What is asked:
Will you output the entries below exactly, skipping every image they contain?

•••

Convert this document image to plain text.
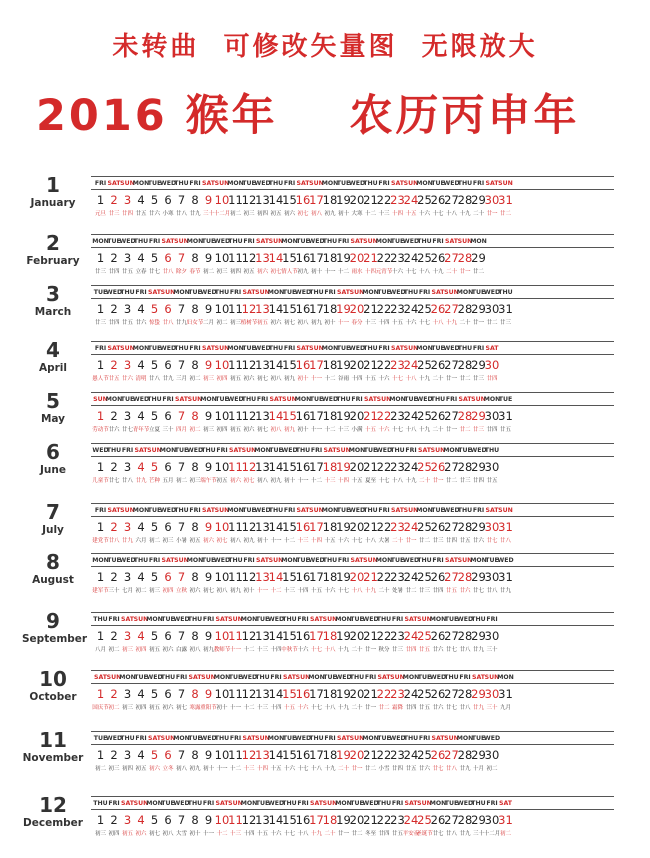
未转曲  可修改矢量图  无限放大
2016 猴年    农历丙申年
1
January
FRI
1
元旦
SAT
2
廿三
SUN
3
廿四
MON
4
廿五
TUE
5
廿六
WED
6
小寒
THU
7
廿八
FRI
8
廿九
SAT
9
三十
SUN
10
十二月
MON
11
初二
TUE
12
初三
WED
13
初四
THU
14
初五
FRI
15
初六
SAT
16
初七
SUN
17
初八
MON
18
初九
TUE
19
初十
WED
20
大寒
THU
21
十二
FRI
22
十三
SAT
23
十四
SUN
24
十五
MON
25
十六
TUE
26
十七
WED
27
十八
THU
28
十九
FRI
29
二十
SAT
30
廿一
SUN
31
廿二
2
February
MON
1
廿三
TUE
2
廿四
WED
3
廿五
THU
4
立春
FRI
5
廿七
SAT
6
廿八
SUN
7
除夕
MON
8
春节
TUE
9
初二
WED
10
初三
THU
11
初四
FRI
12
初五
SAT
13
初六
SUN
14
初七
MON
15
情人节
TUE
16
初九
WED
17
初十
THU
18
十一
FRI
19
十二
SAT
20
雨水
SUN
21
十四
MON
22
元宵节
TUE
23
十六
WED
24
十七
THU
25
十八
FRI
26
十九
SAT
27
二十
SUN
28
廿一
MON
29
廿二
3
March
TUE
1
廿三
WED
2
廿四
THU
3
廿五
FRI
4
廿六
SAT
5
惊蛰
SUN
6
廿八
MON
7
廿九
TUE
8
妇女节
WED
9
二月
THU
10
初二
FRI
11
初三
SAT
12
植树节
SUN
13
初五
MON
14
初六
TUE
15
初七
WED
16
初八
THU
17
初九
FRI
18
初十
SAT
19
十一
SUN
20
春分
MON
21
十三
TUE
22
十四
WED
23
十五
THU
24
十六
FRI
25
十七
SAT
26
十八
SUN
27
十九
MON
28
二十
TUE
29
廿一
WED
30
廿二
THU
31
廿三
4
April
FRI
1
愚人节
SAT
2
廿五
SUN
3
廿六
MON
4
清明
TUE
5
廿八
WED
6
廿九
THU
7
三月
FRI
8
初二
SAT
9
初三
SUN
10
初四
MON
11
初五
TUE
12
初六
WED
13
初七
THU
14
初八
FRI
15
初九
SAT
16
初十
SUN
17
十一
MON
18
十二
TUE
19
谷雨
WED
20
十四
THU
21
十五
FRI
22
十六
SAT
23
十七
SUN
24
十八
MON
25
十九
TUE
26
二十
WED
27
廿一
THU
28
廿二
FRI
29
廿三
SAT
30
廿四
5
May
SUN
1
劳动节
MON
2
廿六
TUE
3
廿七
WED
4
青年节
THU
5
立夏
FRI
6
三十
SAT
7
四月
SUN
8
初二
MON
9
初三
TUE
10
初四
WED
11
初五
THU
12
初六
FRI
13
初七
SAT
14
初八
SUN
15
初九
MON
16
初十
TUE
17
十一
WED
18
十二
THU
19
十三
FRI
20
小满
SAT
21
十五
SUN
22
十六
MON
23
十七
TUE
24
十八
WED
25
十九
THU
26
二十
FRI
27
廿一
SAT
28
廿二
SUN
29
廿三
MON
30
廿四
TUE
31
廿五
6
June
WED
1
儿童节
THU
2
廿七
FRI
3
廿八
SAT
4
廿九
SUN
5
芒种
MON
6
五月
TUE
7
初二
WED
8
初三
THU
9
端午节
FRI
10
初五
SAT
11
初六
SUN
12
初七
MON
13
初八
TUE
14
初九
WED
15
初十
THU
16
十一
FRI
17
十二
SAT
18
十三
SUN
19
十四
MON
20
十五
TUE
21
夏至
WED
22
十七
THU
23
十八
FRI
24
十九
SAT
25
二十
SUN
26
廿一
MON
27
廿二
TUE
28
廿三
WED
29
廿四
THU
30
廿五
7
July
FRI
1
建党节
SAT
2
廿八
SUN
3
廿九
MON
4
六月
TUE
5
初二
WED
6
初三
THU
7
小暑
FRI
8
初五
SAT
9
初六
SUN
10
初七
MON
11
初八
TUE
12
初九
WED
13
初十
THU
14
十一
FRI
15
十二
SAT
16
十三
SUN
17
十四
MON
18
十五
TUE
19
十六
WED
20
十七
THU
21
十八
FRI
22
大暑
SAT
23
二十
SUN
24
廿一
MON
25
廿二
TUE
26
廿三
WED
27
廿四
THU
28
廿五
FRI
29
廿六
SAT
30
廿七
SUN
31
廿八
8
August
MON
1
建军节
TUE
2
三十
WED
3
七月
THU
4
初二
FRI
5
初三
SAT
6
初四
SUN
7
立秋
MON
8
初六
TUE
9
初七
WED
10
初八
THU
11
初九
FRI
12
初十
SAT
13
十一
SUN
14
十二
MON
15
十三
TUE
16
十四
WED
17
十五
THU
18
十六
FRI
19
十七
SAT
20
十八
SUN
21
十九
MON
22
二十
TUE
23
处暑
WED
24
廿二
THU
25
廿三
FRI
26
廿四
SAT
27
廿五
SUN
28
廿六
MON
29
廿七
TUE
30
廿八
WED
31
廿九
9
September
THU
1
八月
FRI
2
初二
SAT
3
初三
SUN
4
初四
MON
5
初五
TUE
6
初六
WED
7
白露
THU
8
初八
FRI
9
初九
SAT
10
教师节
SUN
11
十一
MON
12
十二
TUE
13
十三
WED
14
十四
THU
15
中秋节
FRI
16
十六
SAT
17
十七
SUN
18
十八
MON
19
十九
TUE
20
二十
WED
21
廿一
THU
22
秋分
FRI
23
廿三
SAT
24
廿四
SUN
25
廿五
MON
26
廿六
TUE
27
廿七
WED
28
廿八
THU
29
廿九
FRI
30
三十
10
October
SAT
1
国庆节
SUN
2
初二
MON
3
初三
TUE
4
初四
WED
5
初五
THU
6
初六
FRI
7
初七
SAT
8
寒露
SUN
9
重阳节
MON
10
初十
TUE
11
十一
WED
12
十二
THU
13
十三
FRI
14
十四
SAT
15
十五
SUN
16
十六
MON
17
十七
TUE
18
十八
WED
19
十九
THU
20
二十
FRI
21
廿一
SAT
22
廿二
SUN
23
霜降
MON
24
廿四
TUE
25
廿五
WED
26
廿六
THU
27
廿七
FRI
28
廿八
SAT
29
廿九
SUN
30
三十
MON
31
九月
11
November
TUE
1
初二
WED
2
初三
THU
3
初四
FRI
4
初五
SAT
5
初六
SUN
6
立冬
MON
7
初八
TUE
8
初九
WED
9
初十
THU
10
十一
FRI
11
十二
SAT
12
十三
SUN
13
十四
MON
14
十五
TUE
15
十六
WED
16
十七
THU
17
十八
FRI
18
十九
SAT
19
二十
SUN
20
廿一
MON
21
廿二
TUE
22
小雪
WED
23
廿四
THU
24
廿五
FRI
25
廿六
SAT
26
廿七
SUN
27
廿八
MON
28
廿九
TUE
29
十月
WED
30
初二
12
December
THU
1
初三
FRI
2
初四
SAT
3
初五
SUN
4
初六
MON
5
初七
TUE
6
初八
WED
7
大雪
THU
8
初十
FRI
9
十一
SAT
10
十二
SUN
11
十三
MON
12
十四
TUE
13
十五
WED
14
十六
THU
15
十七
FRI
16
十八
SAT
17
十九
SUN
18
二十
MON
19
廿一
TUE
20
廿二
WED
21
冬至
THU
22
廿四
FRI
23
廿五
SAT
24
平安夜
SUN
25
圣诞节
MON
26
廿七
TUE
27
廿八
WED
28
廿九
THU
29
三十
FRI
30
十二月
SAT
31
初二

•••

Answer to this problem:
Convert this document image to plain text.
未转曲  可修改矢量图  无限放大
2016 猴年    农历丙申年
1
January
FRI
1
元旦
SAT
2
廿三
SUN
3
廿四
MON
4
廿五
TUE
5
廿六
WED
6
小寒
THU
7
廿八
FRI
8
廿九
SAT
9
三十
SUN
10
十二月
MON
11
初二
TUE
12
初三
WED
13
初四
THU
14
初五
FRI
15
初六
SAT
16
初七
SUN
17
初八
MON
18
初九
TUE
19
初十
WED
20
大寒
THU
21
十二
FRI
22
十三
SAT
23
十四
SUN
24
十五
MON
25
十六
TUE
26
十七
WED
27
十八
THU
28
十九
FRI
29
二十
SAT
30
廿一
SUN
31
廿二
2
February
MON
1
廿三
TUE
2
廿四
WED
3
廿五
THU
4
立春
FRI
5
廿七
SAT
6
廿八
SUN
7
除夕
MON
8
春节
TUE
9
初二
WED
10
初三
THU
11
初四
FRI
12
初五
SAT
13
初六
SUN
14
初七
MON
15
情人节
TUE
16
初九
WED
17
初十
THU
18
十一
FRI
19
十二
SAT
20
雨水
SUN
21
十四
MON
22
元宵节
TUE
23
十六
WED
24
十七
THU
25
十八
FRI
26
十九
SAT
27
二十
SUN
28
廿一
MON
29
廿二
3
March
TUE
1
廿三
WED
2
廿四
THU
3
廿五
FRI
4
廿六
SAT
5
惊蛰
SUN
6
廿八
MON
7
廿九
TUE
8
妇女节
WED
9
二月
THU
10
初二
FRI
11
初三
SAT
12
植树节
SUN
13
初五
MON
14
初六
TUE
15
初七
WED
16
初八
THU
17
初九
FRI
18
初十
SAT
19
十一
SUN
20
春分
MON
21
十三
TUE
22
十四
WED
23
十五
THU
24
十六
FRI
25
十七
SAT
26
十八
SUN
27
十九
MON
28
二十
TUE
29
廿一
WED
30
廿二
THU
31
廿三
4
April
FRI
1
愚人节
SAT
2
廿五
SUN
3
廿六
MON
4
清明
TUE
5
廿八
WED
6
廿九
THU
7
三月
FRI
8
初二
SAT
9
初三
SUN
10
初四
MON
11
初五
TUE
12
初六
WED
13
初七
THU
14
初八
FRI
15
初九
SAT
16
初十
SUN
17
十一
MON
18
十二
TUE
19
谷雨
WED
20
十四
THU
21
十五
FRI
22
十六
SAT
23
十七
SUN
24
十八
MON
25
十九
TUE
26
二十
WED
27
廿一
THU
28
廿二
FRI
29
廿三
SAT
30
廿四
5
May
SUN
1
劳动节
MON
2
廿六
TUE
3
廿七
WED
4
青年节
THU
5
立夏
FRI
6
三十
SAT
7
四月
SUN
8
初二
MON
9
初三
TUE
10
初四
WED
11
初五
THU
12
初六
FRI
13
初七
SAT
14
初八
SUN
15
初九
MON
16
初十
TUE
17
十一
WED
18
十二
THU
19
十三
FRI
20
小满
SAT
21
十五
SUN
22
十六
MON
23
十七
TUE
24
十八
WED
25
十九
THU
26
二十
FRI
27
廿一
SAT
28
廿二
SUN
29
廿三
MON
30
廿四
TUE
31
廿五
6
June
WED
1
儿童节
THU
2
廿七
FRI
3
廿八
SAT
4
廿九
SUN
5
芒种
MON
6
五月
TUE
7
初二
WED
8
初三
THU
9
端午节
FRI
10
初五
SAT
11
初六
SUN
12
初七
MON
13
初八
TUE
14
初九
WED
15
初十
THU
16
十一
FRI
17
十二
SAT
18
十三
SUN
19
十四
MON
20
十五
TUE
21
夏至
WED
22
十七
THU
23
十八
FRI
24
十九
SAT
25
二十
SUN
26
廿一
MON
27
廿二
TUE
28
廿三
WED
29
廿四
THU
30
廿五
7
July
FRI
1
建党节
SAT
2
廿八
SUN
3
廿九
MON
4
六月
TUE
5
初二
WED
6
初三
THU
7
小暑
FRI
8
初五
SAT
9
初六
SUN
10
初七
MON
11
初八
TUE
12
初九
WED
13
初十
THU
14
十一
FRI
15
十二
SAT
16
十三
SUN
17
十四
MON
18
十五
TUE
19
十六
WED
20
十七
THU
21
十八
FRI
22
大暑
SAT
23
二十
SUN
24
廿一
MON
25
廿二
TUE
26
廿三
WED
27
廿四
THU
28
廿五
FRI
29
廿六
SAT
30
廿七
SUN
31
廿八
8
August
MON
1
建军节
TUE
2
三十
WED
3
七月
THU
4
初二
FRI
5
初三
SAT
6
初四
SUN
7
立秋
MON
8
初六
TUE
9
初七
WED
10
初八
THU
11
初九
FRI
12
初十
SAT
13
十一
SUN
14
十二
MON
15
十三
TUE
16
十四
WED
17
十五
THU
18
十六
FRI
19
十七
SAT
20
十八
SUN
21
十九
MON
22
二十
TUE
23
处暑
WED
24
廿二
THU
25
廿三
FRI
26
廿四
SAT
27
廿五
SUN
28
廿六
MON
29
廿七
TUE
30
廿八
WED
31
廿九
9
September
THU
1
八月
FRI
2
初二
SAT
3
初三
SUN
4
初四
MON
5
初五
TUE
6
初六
WED
7
白露
THU
8
初八
FRI
9
初九
SAT
10
教师节
SUN
11
十一
MON
12
十二
TUE
13
十三
WED
14
十四
THU
15
中秋节
FRI
16
十六
SAT
17
十七
SUN
18
十八
MON
19
十九
TUE
20
二十
WED
21
廿一
THU
22
秋分
FRI
23
廿三
SAT
24
廿四
SUN
25
廿五
MON
26
廿六
TUE
27
廿七
WED
28
廿八
THU
29
廿九
FRI
30
三十
10
October
SAT
1
国庆节
SUN
2
初二
MON
3
初三
TUE
4
初四
WED
5
初五
THU
6
初六
FRI
7
初七
SAT
8
寒露
SUN
9
重阳节
MON
10
初十
TUE
11
十一
WED
12
十二
THU
13
十三
FRI
14
十四
SAT
15
十五
SUN
16
十六
MON
17
十七
TUE
18
十八
WED
19
十九
THU
20
二十
FRI
21
廿一
SAT
22
廿二
SUN
23
霜降
MON
24
廿四
TUE
25
廿五
WED
26
廿六
THU
27
廿七
FRI
28
廿八
SAT
29
廿九
SUN
30
三十
MON
31
九月
11
November
TUE
1
初二
WED
2
初三
THU
3
初四
FRI
4
初五
SAT
5
初六
SUN
6
立冬
MON
7
初八
TUE
8
初九
WED
9
初十
THU
10
十一
FRI
11
十二
SAT
12
十三
SUN
13
十四
MON
14
十五
TUE
15
十六
WED
16
十七
THU
17
十八
FRI
18
十九
SAT
19
二十
SUN
20
廿一
MON
21
廿二
TUE
22
小雪
WED
23
廿四
THU
24
廿五
FRI
25
廿六
SAT
26
廿七
SUN
27
廿八
MON
28
廿九
TUE
29
十月
WED
30
初二
12
December
THU
1
初三
FRI
2
初四
SAT
3
初五
SUN
4
初六
MON
5
初七
TUE
6
初八
WED
7
大雪
THU
8
初十
FRI
9
十一
SAT
10
十二
SUN
11
十三
MON
12
十四
TUE
13
十五
WED
14
十六
THU
15
十七
FRI
16
十八
SAT
17
十九
SUN
18
二十
MON
19
廿一
TUE
20
廿二
WED
21
冬至
THU
22
廿四
FRI
23
廿五
SAT
24
平安夜
SUN
25
圣诞节
MON
26
廿七
TUE
27
廿八
WED
28
廿九
THU
29
三十
FRI
30
十二月
SAT
31
初二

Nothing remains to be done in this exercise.